**Written request**: Could you copy every line from the material below in which "them" appears?

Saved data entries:
★ ★ ★ ★ ★ ★ ★
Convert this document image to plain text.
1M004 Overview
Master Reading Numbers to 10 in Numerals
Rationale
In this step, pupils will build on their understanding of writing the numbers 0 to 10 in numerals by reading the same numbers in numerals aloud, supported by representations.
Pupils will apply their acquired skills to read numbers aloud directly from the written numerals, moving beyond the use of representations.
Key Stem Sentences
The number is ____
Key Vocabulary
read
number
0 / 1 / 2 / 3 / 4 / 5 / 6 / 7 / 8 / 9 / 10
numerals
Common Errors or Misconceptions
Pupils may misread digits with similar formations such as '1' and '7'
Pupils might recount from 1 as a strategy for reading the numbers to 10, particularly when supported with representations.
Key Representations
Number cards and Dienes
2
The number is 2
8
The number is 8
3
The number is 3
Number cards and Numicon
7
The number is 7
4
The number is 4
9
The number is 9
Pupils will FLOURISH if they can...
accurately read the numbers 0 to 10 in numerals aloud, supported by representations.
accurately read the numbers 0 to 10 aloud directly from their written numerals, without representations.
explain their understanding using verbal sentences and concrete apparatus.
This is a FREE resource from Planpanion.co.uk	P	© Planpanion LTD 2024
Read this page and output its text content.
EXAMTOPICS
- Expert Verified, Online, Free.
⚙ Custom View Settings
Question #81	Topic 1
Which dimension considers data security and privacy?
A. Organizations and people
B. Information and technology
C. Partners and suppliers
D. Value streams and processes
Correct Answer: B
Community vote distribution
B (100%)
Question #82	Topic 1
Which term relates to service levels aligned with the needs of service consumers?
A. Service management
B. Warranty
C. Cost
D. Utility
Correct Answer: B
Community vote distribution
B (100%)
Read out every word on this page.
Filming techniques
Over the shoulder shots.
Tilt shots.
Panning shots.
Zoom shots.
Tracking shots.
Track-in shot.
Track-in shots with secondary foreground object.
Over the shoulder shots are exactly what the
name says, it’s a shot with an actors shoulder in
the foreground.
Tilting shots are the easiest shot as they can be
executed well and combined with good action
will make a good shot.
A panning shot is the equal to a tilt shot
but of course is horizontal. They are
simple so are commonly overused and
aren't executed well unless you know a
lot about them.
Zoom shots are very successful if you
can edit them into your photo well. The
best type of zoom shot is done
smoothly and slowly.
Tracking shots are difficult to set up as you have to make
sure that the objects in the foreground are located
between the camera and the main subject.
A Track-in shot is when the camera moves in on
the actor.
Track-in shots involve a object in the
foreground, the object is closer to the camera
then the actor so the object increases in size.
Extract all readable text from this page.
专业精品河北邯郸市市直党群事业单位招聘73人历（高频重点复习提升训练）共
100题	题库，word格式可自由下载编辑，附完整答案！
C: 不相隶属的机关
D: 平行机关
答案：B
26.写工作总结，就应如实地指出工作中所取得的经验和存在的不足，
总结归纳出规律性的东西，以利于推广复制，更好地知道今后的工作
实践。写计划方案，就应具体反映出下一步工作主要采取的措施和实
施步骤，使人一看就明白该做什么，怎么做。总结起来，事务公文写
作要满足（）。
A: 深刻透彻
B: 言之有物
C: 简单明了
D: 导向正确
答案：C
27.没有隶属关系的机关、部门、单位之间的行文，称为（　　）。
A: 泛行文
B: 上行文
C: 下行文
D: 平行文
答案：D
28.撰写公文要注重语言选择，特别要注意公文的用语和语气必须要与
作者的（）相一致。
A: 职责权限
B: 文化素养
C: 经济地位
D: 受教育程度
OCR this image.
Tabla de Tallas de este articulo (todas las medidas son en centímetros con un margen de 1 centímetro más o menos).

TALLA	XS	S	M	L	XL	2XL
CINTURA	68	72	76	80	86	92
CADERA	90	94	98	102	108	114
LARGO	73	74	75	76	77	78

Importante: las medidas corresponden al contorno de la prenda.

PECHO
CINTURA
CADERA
★ ★ ★ ★ ★ ★ ★
**Exercise solution**:
lot about them.
can edit them into your photo well. The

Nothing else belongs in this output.